▶ _Given records_:
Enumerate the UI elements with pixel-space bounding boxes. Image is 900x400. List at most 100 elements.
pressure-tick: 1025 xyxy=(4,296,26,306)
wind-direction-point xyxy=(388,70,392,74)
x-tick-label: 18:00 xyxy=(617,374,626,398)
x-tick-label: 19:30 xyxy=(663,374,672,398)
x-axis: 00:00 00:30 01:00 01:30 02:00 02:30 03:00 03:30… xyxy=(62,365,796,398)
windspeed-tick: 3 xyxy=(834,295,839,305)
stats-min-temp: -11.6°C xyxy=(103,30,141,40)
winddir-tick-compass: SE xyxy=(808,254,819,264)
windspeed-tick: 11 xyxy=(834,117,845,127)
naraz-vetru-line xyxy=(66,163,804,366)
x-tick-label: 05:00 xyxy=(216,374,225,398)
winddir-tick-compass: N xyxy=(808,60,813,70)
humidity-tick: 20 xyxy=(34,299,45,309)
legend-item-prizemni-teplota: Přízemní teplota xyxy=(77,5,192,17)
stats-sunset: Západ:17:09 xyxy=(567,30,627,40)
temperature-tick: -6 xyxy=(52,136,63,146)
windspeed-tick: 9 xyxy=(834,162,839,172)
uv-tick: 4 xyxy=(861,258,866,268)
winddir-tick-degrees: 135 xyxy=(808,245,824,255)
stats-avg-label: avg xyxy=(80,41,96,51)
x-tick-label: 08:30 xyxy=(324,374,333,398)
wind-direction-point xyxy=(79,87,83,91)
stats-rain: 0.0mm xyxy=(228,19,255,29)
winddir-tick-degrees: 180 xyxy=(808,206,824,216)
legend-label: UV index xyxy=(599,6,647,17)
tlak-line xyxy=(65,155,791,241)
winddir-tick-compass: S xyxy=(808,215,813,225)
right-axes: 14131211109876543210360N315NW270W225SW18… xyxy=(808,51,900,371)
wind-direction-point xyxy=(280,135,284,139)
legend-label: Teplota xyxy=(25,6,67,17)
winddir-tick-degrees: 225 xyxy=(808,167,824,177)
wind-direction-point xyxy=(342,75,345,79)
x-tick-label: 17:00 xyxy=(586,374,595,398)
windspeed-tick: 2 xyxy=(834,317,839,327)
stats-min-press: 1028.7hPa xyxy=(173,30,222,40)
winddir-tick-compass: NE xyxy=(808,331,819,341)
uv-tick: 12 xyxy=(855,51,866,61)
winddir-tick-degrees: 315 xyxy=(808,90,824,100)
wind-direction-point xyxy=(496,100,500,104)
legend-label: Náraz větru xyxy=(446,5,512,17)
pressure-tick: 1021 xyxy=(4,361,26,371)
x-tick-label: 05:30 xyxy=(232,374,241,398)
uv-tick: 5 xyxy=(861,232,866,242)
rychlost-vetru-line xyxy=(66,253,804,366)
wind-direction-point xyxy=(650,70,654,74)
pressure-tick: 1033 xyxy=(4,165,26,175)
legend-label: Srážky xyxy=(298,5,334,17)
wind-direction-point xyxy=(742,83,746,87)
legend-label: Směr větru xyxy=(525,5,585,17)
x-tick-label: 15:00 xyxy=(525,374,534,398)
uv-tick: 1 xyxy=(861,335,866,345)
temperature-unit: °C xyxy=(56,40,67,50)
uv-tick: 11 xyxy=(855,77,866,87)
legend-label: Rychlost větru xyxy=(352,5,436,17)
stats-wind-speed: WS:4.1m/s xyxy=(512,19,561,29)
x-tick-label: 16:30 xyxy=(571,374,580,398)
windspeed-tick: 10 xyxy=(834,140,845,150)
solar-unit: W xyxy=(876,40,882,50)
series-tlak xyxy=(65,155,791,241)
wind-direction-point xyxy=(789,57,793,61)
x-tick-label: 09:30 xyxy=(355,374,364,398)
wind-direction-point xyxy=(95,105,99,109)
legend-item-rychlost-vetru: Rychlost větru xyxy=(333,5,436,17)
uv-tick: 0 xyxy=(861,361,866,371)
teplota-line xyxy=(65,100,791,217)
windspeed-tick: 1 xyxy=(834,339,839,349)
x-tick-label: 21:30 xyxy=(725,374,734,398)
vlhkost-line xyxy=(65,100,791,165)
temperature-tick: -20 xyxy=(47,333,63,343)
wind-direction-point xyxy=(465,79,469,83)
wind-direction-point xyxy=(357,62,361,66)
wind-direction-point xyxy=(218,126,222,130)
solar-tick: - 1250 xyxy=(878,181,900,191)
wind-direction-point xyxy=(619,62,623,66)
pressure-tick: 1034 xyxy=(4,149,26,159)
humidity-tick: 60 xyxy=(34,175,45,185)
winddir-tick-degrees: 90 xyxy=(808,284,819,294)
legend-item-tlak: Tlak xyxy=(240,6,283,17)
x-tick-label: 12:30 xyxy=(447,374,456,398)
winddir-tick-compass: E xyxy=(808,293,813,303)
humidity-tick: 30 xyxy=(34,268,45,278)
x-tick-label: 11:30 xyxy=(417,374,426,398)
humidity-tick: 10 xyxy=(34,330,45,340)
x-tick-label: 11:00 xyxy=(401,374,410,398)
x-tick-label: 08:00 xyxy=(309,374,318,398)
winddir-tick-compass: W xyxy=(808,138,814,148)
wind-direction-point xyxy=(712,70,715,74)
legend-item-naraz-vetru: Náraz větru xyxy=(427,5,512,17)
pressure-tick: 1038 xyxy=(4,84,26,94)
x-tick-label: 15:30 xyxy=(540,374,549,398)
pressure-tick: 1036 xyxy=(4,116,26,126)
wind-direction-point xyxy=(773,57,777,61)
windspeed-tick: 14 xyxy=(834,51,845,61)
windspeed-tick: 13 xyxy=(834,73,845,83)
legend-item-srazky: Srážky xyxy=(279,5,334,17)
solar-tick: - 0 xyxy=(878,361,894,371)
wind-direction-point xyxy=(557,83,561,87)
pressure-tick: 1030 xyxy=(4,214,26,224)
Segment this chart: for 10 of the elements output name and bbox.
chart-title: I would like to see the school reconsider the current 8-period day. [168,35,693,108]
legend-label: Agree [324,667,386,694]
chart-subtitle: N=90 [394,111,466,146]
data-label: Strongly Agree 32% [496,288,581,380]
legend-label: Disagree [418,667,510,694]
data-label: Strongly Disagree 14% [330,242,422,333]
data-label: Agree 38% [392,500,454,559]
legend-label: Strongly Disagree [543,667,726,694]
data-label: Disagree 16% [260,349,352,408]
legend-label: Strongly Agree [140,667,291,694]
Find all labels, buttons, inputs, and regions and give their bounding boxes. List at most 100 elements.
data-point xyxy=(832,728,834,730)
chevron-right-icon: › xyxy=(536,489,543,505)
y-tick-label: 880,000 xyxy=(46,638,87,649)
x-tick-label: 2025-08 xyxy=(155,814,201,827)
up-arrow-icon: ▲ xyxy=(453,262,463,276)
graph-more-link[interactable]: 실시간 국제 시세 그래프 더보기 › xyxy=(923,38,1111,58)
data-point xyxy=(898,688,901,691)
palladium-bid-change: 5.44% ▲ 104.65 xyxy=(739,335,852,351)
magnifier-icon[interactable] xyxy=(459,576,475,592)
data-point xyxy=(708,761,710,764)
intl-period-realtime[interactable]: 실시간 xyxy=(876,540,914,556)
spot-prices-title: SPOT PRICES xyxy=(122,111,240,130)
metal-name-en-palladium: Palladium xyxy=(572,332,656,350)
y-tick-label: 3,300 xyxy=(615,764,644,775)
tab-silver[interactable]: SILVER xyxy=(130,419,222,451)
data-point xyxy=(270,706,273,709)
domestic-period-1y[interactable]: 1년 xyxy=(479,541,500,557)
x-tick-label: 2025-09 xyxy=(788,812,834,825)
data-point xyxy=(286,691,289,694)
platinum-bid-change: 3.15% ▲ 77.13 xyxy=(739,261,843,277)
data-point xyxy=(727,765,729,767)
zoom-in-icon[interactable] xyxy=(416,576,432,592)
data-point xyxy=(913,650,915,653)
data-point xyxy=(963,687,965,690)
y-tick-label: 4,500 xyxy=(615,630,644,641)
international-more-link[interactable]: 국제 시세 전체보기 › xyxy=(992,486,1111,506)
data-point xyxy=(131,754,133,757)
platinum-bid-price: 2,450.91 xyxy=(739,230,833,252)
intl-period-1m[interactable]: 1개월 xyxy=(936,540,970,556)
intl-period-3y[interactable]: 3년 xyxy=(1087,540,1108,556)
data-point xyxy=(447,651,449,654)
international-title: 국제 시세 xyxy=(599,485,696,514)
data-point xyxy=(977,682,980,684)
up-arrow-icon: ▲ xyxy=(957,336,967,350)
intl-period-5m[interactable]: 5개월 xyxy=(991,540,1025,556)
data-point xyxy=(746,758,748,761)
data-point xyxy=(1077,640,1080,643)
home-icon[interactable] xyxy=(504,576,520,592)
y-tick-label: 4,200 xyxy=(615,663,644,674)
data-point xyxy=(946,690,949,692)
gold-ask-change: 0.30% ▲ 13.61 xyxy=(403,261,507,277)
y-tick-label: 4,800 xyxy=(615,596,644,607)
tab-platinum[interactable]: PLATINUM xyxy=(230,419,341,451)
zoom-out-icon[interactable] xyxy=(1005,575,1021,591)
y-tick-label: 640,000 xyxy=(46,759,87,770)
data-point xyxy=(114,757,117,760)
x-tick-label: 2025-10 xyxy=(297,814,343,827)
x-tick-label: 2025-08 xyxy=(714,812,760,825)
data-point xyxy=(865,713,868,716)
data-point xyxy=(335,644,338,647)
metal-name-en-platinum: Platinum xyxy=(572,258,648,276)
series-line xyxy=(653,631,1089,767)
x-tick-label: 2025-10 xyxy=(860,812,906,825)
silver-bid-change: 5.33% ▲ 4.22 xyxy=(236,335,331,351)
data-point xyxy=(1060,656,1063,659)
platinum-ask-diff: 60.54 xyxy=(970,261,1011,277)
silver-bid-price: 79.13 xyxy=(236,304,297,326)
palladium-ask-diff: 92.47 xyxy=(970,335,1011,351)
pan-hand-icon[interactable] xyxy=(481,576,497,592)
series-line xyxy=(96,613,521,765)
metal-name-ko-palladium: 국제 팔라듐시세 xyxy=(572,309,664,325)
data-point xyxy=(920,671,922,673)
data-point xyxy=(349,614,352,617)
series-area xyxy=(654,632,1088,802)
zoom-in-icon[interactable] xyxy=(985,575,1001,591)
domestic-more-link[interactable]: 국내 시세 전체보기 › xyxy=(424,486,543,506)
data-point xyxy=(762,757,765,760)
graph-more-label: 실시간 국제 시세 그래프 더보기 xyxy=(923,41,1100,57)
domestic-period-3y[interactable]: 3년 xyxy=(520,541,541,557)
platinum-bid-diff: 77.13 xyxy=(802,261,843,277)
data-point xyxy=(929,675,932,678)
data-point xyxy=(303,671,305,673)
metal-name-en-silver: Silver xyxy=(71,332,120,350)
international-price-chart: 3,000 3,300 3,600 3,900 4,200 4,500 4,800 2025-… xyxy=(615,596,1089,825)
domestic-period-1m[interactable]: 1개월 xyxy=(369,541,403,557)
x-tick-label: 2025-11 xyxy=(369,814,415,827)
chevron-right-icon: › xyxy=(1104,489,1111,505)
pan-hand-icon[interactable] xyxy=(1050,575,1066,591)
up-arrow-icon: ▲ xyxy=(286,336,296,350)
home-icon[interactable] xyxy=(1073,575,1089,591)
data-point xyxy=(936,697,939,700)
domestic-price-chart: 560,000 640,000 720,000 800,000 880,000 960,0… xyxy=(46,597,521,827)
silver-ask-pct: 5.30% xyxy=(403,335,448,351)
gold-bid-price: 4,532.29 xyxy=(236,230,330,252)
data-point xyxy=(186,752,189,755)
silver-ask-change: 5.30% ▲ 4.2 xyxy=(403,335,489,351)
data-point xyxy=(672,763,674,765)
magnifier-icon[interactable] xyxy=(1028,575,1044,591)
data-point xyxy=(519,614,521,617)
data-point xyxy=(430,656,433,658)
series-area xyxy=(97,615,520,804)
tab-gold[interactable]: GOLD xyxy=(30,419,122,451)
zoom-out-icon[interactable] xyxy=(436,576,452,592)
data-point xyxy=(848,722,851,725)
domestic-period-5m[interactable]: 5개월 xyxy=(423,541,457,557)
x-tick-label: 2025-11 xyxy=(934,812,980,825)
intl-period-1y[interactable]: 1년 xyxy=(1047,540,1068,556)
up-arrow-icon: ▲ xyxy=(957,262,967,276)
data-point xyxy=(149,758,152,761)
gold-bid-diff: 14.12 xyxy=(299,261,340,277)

▶ _Aim_: Output the material from its first line through the line that contains "wind-direction-point xyxy=(280,135,284,139)" as a Markdown table, with the row number under "Row" and the line under "Entry", skipping any blank lines.

▶ _Correct response_:
| Row | Entry |
|---|---|
| 1 | Enumerate the UI elements with pixel-space bounding boxes. Image is 900x400. List at most 100 elements. |
| 2 | pressure-tick: 1025 xyxy=(4,296,26,306) |
| 3 | wind-direction-point xyxy=(388,70,392,74) |
| 4 | x-tick-label: 18:00 xyxy=(617,374,626,398) |
| 5 | x-tick-label: 19:30 xyxy=(663,374,672,398) |
| 6 | x-axis: 00:00 00:30 01:00 01:30 02:00 02:30 03:00 03:30… xyxy=(62,365,796,398) |
| 7 | windspeed-tick: 3 xyxy=(834,295,839,305) |
| 8 | stats-min-temp: -11.6°C xyxy=(103,30,141,40) |
| 9 | winddir-tick-compass: SE xyxy=(808,254,819,264) |
| 10 | windspeed-tick: 11 xyxy=(834,117,845,127) |
| 11 | naraz-vetru-line xyxy=(66,163,804,366) |
| 12 | x-tick-label: 05:00 xyxy=(216,374,225,398) |
| 13 | winddir-tick-compass: N xyxy=(808,60,813,70) |
| 14 | humidity-tick: 20 xyxy=(34,299,45,309) |
| 15 | legend-item-prizemni-teplota: Přízemní teplota xyxy=(77,5,192,17) |
| 16 | stats-sunset: Západ:17:09 xyxy=(567,30,627,40) |
| 17 | temperature-tick: -6 xyxy=(52,136,63,146) |
| 18 | windspeed-tick: 9 xyxy=(834,162,839,172) |
| 19 | uv-tick: 4 xyxy=(861,258,866,268) |
| 20 | winddir-tick-degrees: 135 xyxy=(808,245,824,255) |
| 21 | stats-avg-label: avg xyxy=(80,41,96,51) |
| 22 | x-tick-label: 08:30 xyxy=(324,374,333,398) |
| 23 | wind-direction-point xyxy=(79,87,83,91) |
| 24 | stats-rain: 0.0mm xyxy=(228,19,255,29) |
| 25 | winddir-tick-degrees: 180 xyxy=(808,206,824,216) |
| 26 | legend-label: UV index xyxy=(599,6,647,17) |
| 27 | tlak-line xyxy=(65,155,791,241) |
| 28 | winddir-tick-compass: S xyxy=(808,215,813,225) |
| 29 | right-axes: 14131211109876543210360N315NW270W225SW18… xyxy=(808,51,900,371) |
| 30 | wind-direction-point xyxy=(280,135,284,139) |